[WHAT TO WORK ON] Give the listing again exactly, omitting its images.

Excerpt from a dataset
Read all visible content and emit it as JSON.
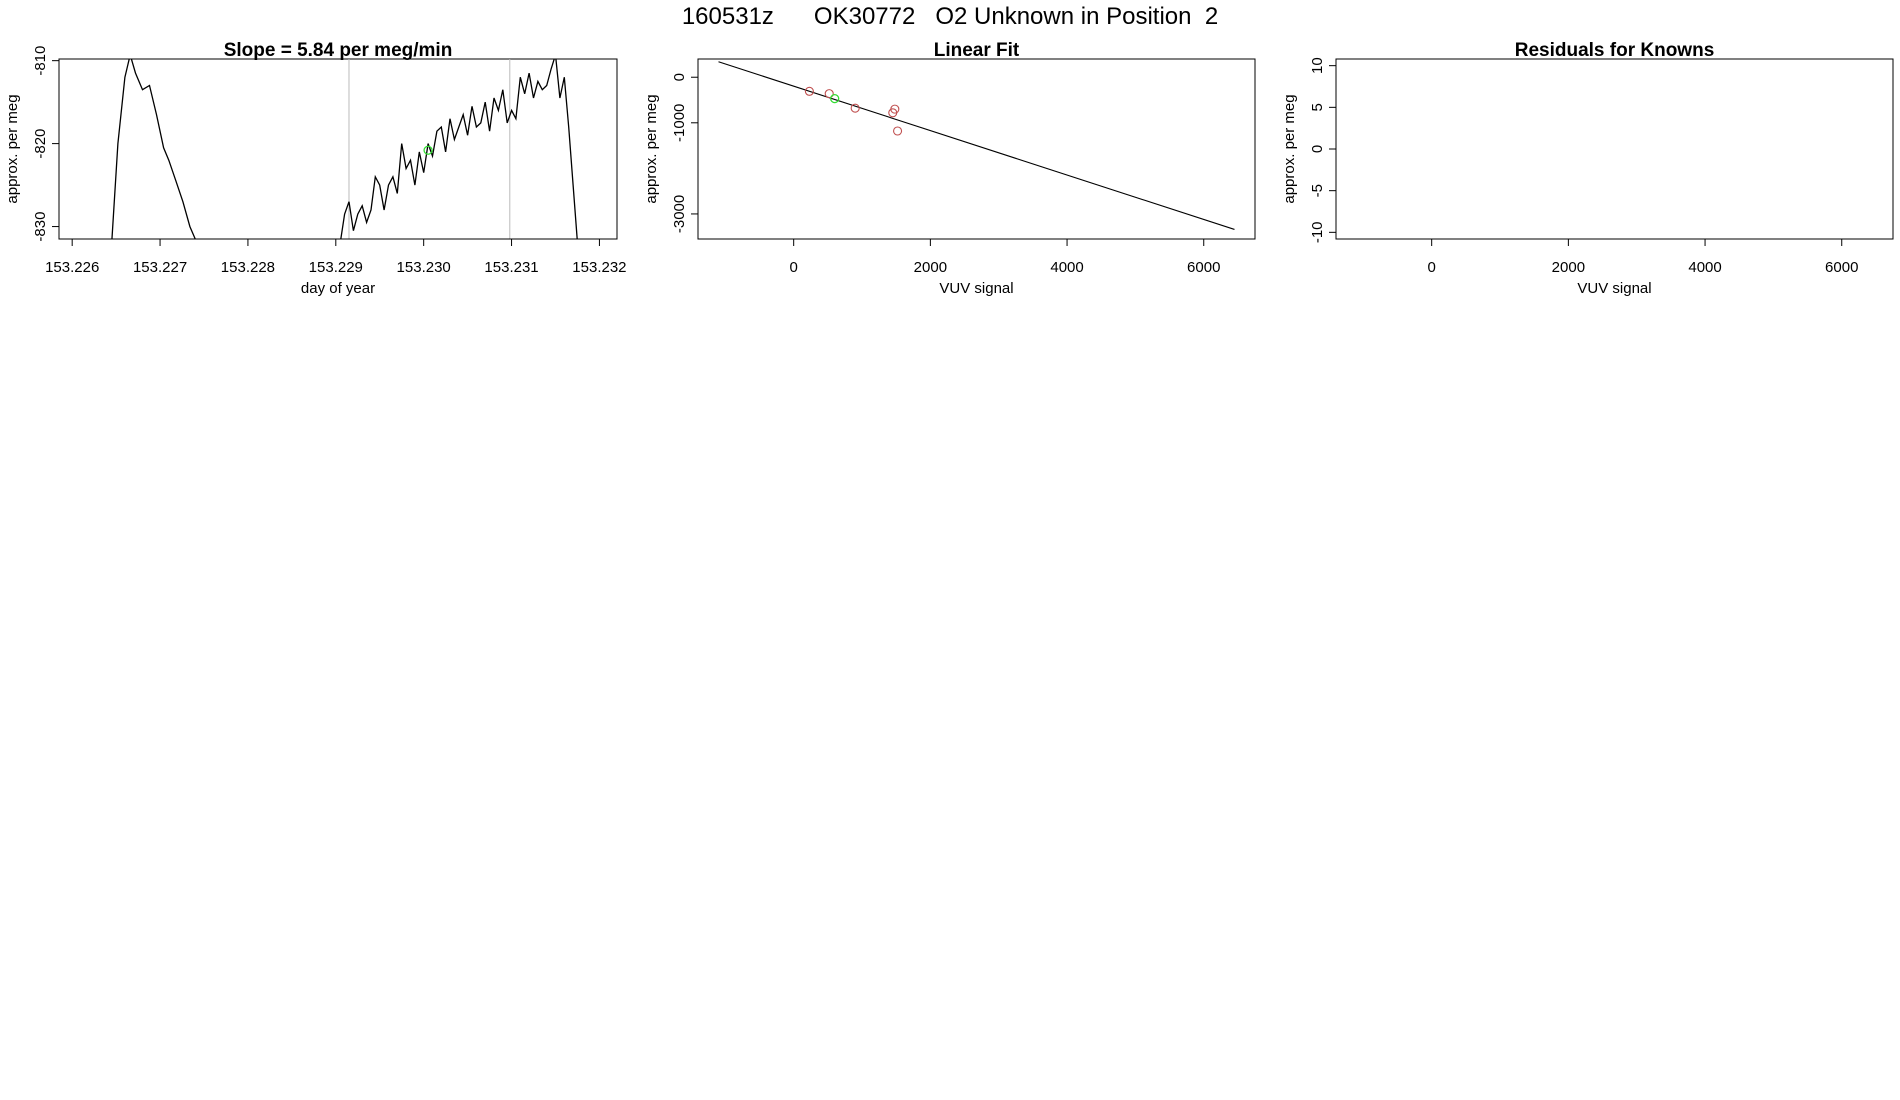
{
  "figure_title": "160531z      OK30772   O2 Unknown in Position  2",
  "colors": {
    "trace": "#000000",
    "axis": "#000000",
    "vline": "#bbbbbb",
    "known": "#c05050",
    "highlight": "#33dd33"
  },
  "chart_data": [
    {
      "type": "line",
      "title": "Slope =  5.84  per meg/min",
      "xlabel": "day of year",
      "ylabel": "approx. per meg",
      "xlim": [
        153.22585,
        153.2322
      ],
      "ylim": [
        -831.5,
        -809.8
      ],
      "xticks": [
        153.226,
        153.227,
        153.228,
        153.229,
        153.23,
        153.231,
        153.232
      ],
      "xtick_labels": [
        "153.226",
        "153.227",
        "153.228",
        "153.229",
        "153.230",
        "153.231",
        "153.232"
      ],
      "yticks": [
        -830,
        -820,
        -810
      ],
      "ytick_labels": [
        "-830",
        "-820",
        "-810"
      ],
      "vlines": [
        153.22915,
        153.23098
      ],
      "series": [
        {
          "x": [
            153.22645,
            153.22652,
            153.2266,
            153.22666,
            153.22672,
            153.2268,
            153.22688,
            153.22696,
            153.22704,
            153.2271,
            153.22718,
            153.22726,
            153.22734,
            153.22742
          ],
          "y": [
            -832,
            -820,
            -812,
            -809.3,
            -811.5,
            -813.5,
            -813,
            -816.5,
            -820.5,
            -822,
            -824.5,
            -827,
            -830,
            -832
          ]
        },
        {
          "x": [
            153.22905,
            153.2291,
            153.22915,
            153.2292,
            153.22925,
            153.2293,
            153.22935,
            153.2294,
            153.22945,
            153.2295,
            153.22955,
            153.2296,
            153.22965,
            153.2297,
            153.22975,
            153.2298,
            153.22985,
            153.2299,
            153.22995,
            153.23,
            153.23005,
            153.2301,
            153.23015,
            153.2302,
            153.23025,
            153.2303,
            153.23035,
            153.2304,
            153.23045,
            153.2305,
            153.23055,
            153.2306,
            153.23065,
            153.2307,
            153.23075,
            153.2308,
            153.23085,
            153.2309,
            153.23095,
            153.231,
            153.23105,
            153.2311,
            153.23115,
            153.2312,
            153.23125,
            153.2313,
            153.23135,
            153.2314,
            153.23145,
            153.2315,
            153.23155,
            153.2316,
            153.23165,
            153.2317,
            153.23175
          ],
          "y": [
            -832,
            -828.5,
            -827,
            -830.5,
            -828.5,
            -827.5,
            -829.5,
            -828,
            -824,
            -825,
            -828,
            -825,
            -824,
            -826,
            -820,
            -823,
            -822,
            -825,
            -821,
            -823.5,
            -820,
            -821.5,
            -818.5,
            -818,
            -821,
            -817,
            -819.5,
            -818,
            -816.5,
            -819,
            -815.5,
            -818,
            -817.5,
            -815,
            -818.5,
            -814.5,
            -816,
            -813.5,
            -817.5,
            -816,
            -817,
            -812,
            -814,
            -811.5,
            -814.5,
            -812.5,
            -813.5,
            -813,
            -811,
            -809.3,
            -814.5,
            -812,
            -818,
            -825,
            -832
          ]
        }
      ],
      "highlight_points": [
        {
          "x": 153.23005,
          "y": -820.8
        }
      ]
    },
    {
      "type": "scatter",
      "title": "Linear Fit",
      "xlabel": "VUV signal",
      "ylabel": "approx. per meg",
      "xlim": [
        -1400,
        6750
      ],
      "ylim": [
        -3550,
        400
      ],
      "xticks": [
        0,
        2000,
        4000,
        6000
      ],
      "xtick_labels": [
        "0",
        "2000",
        "4000",
        "6000"
      ],
      "yticks": [
        -3000,
        -1000,
        0
      ],
      "ytick_labels": [
        "-3000",
        "-1000",
        "0"
      ],
      "fit_line": {
        "x": [
          -1100,
          6450
        ],
        "y": [
          340,
          -3340
        ]
      },
      "knowns": {
        "x": [
          230,
          520,
          900,
          1450,
          1480,
          1520
        ],
        "y": [
          -310,
          -360,
          -680,
          -780,
          -700,
          -1180
        ]
      },
      "highlight_points": [
        {
          "x": 600,
          "y": -470
        }
      ]
    },
    {
      "type": "scatter",
      "title": "Residuals for Knowns",
      "xlabel": "VUV signal",
      "ylabel": "approx. per meg",
      "xlim": [
        -1400,
        6750
      ],
      "ylim": [
        -10.8,
        10.8
      ],
      "xticks": [
        0,
        2000,
        4000,
        6000
      ],
      "xtick_labels": [
        "0",
        "2000",
        "4000",
        "6000"
      ],
      "yticks": [
        -10,
        -5,
        0,
        5,
        10
      ],
      "ytick_labels": [
        "-10",
        "-5",
        "0",
        "5",
        "10"
      ],
      "knowns": {
        "x": [],
        "y": []
      }
    }
  ]
}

[THE REPLY]
Read all visible content and emit it as JSON.
{
  "figure_title": "160531z      OK30772   O2 Unknown in Position  2",
  "colors": {
    "trace": "#000000",
    "axis": "#000000",
    "vline": "#bbbbbb",
    "known": "#c05050",
    "highlight": "#33dd33"
  },
  "chart_data": [
    {
      "type": "line",
      "title": "Slope =  5.84  per meg/min",
      "xlabel": "day of year",
      "ylabel": "approx. per meg",
      "xlim": [
        153.22585,
        153.2322
      ],
      "ylim": [
        -831.5,
        -809.8
      ],
      "xticks": [
        153.226,
        153.227,
        153.228,
        153.229,
        153.23,
        153.231,
        153.232
      ],
      "xtick_labels": [
        "153.226",
        "153.227",
        "153.228",
        "153.229",
        "153.230",
        "153.231",
        "153.232"
      ],
      "yticks": [
        -830,
        -820,
        -810
      ],
      "ytick_labels": [
        "-830",
        "-820",
        "-810"
      ],
      "vlines": [
        153.22915,
        153.23098
      ],
      "series": [
        {
          "x": [
            153.22645,
            153.22652,
            153.2266,
            153.22666,
            153.22672,
            153.2268,
            153.22688,
            153.22696,
            153.22704,
            153.2271,
            153.22718,
            153.22726,
            153.22734,
            153.22742
          ],
          "y": [
            -832,
            -820,
            -812,
            -809.3,
            -811.5,
            -813.5,
            -813,
            -816.5,
            -820.5,
            -822,
            -824.5,
            -827,
            -830,
            -832
          ]
        },
        {
          "x": [
            153.22905,
            153.2291,
            153.22915,
            153.2292,
            153.22925,
            153.2293,
            153.22935,
            153.2294,
            153.22945,
            153.2295,
            153.22955,
            153.2296,
            153.22965,
            153.2297,
            153.22975,
            153.2298,
            153.22985,
            153.2299,
            153.22995,
            153.23,
            153.23005,
            153.2301,
            153.23015,
            153.2302,
            153.23025,
            153.2303,
            153.23035,
            153.2304,
            153.23045,
            153.2305,
            153.23055,
            153.2306,
            153.23065,
            153.2307,
            153.23075,
            153.2308,
            153.23085,
            153.2309,
            153.23095,
            153.231,
            153.23105,
            153.2311,
            153.23115,
            153.2312,
            153.23125,
            153.2313,
            153.23135,
            153.2314,
            153.23145,
            153.2315,
            153.23155,
            153.2316,
            153.23165,
            153.2317,
            153.23175
          ],
          "y": [
            -832,
            -828.5,
            -827,
            -830.5,
            -828.5,
            -827.5,
            -829.5,
            -828,
            -824,
            -825,
            -828,
            -825,
            -824,
            -826,
            -820,
            -823,
            -822,
            -825,
            -821,
            -823.5,
            -820,
            -821.5,
            -818.5,
            -818,
            -821,
            -817,
            -819.5,
            -818,
            -816.5,
            -819,
            -815.5,
            -818,
            -817.5,
            -815,
            -818.5,
            -814.5,
            -816,
            -813.5,
            -817.5,
            -816,
            -817,
            -812,
            -814,
            -811.5,
            -814.5,
            -812.5,
            -813.5,
            -813,
            -811,
            -809.3,
            -814.5,
            -812,
            -818,
            -825,
            -832
          ]
        }
      ],
      "highlight_points": [
        {
          "x": 153.23005,
          "y": -820.8
        }
      ]
    },
    {
      "type": "scatter",
      "title": "Linear Fit",
      "xlabel": "VUV signal",
      "ylabel": "approx. per meg",
      "xlim": [
        -1400,
        6750
      ],
      "ylim": [
        -3550,
        400
      ],
      "xticks": [
        0,
        2000,
        4000,
        6000
      ],
      "xtick_labels": [
        "0",
        "2000",
        "4000",
        "6000"
      ],
      "yticks": [
        -3000,
        -1000,
        0
      ],
      "ytick_labels": [
        "-3000",
        "-1000",
        "0"
      ],
      "fit_line": {
        "x": [
          -1100,
          6450
        ],
        "y": [
          340,
          -3340
        ]
      },
      "knowns": {
        "x": [
          230,
          520,
          900,
          1450,
          1480,
          1520
        ],
        "y": [
          -310,
          -360,
          -680,
          -780,
          -700,
          -1180
        ]
      },
      "highlight_points": [
        {
          "x": 600,
          "y": -470
        }
      ]
    },
    {
      "type": "scatter",
      "title": "Residuals for Knowns",
      "xlabel": "VUV signal",
      "ylabel": "approx. per meg",
      "xlim": [
        -1400,
        6750
      ],
      "ylim": [
        -10.8,
        10.8
      ],
      "xticks": [
        0,
        2000,
        4000,
        6000
      ],
      "xtick_labels": [
        "0",
        "2000",
        "4000",
        "6000"
      ],
      "yticks": [
        -10,
        -5,
        0,
        5,
        10
      ],
      "ytick_labels": [
        "-10",
        "-5",
        "0",
        "5",
        "10"
      ],
      "knowns": {
        "x": [],
        "y": []
      }
    }
  ]
}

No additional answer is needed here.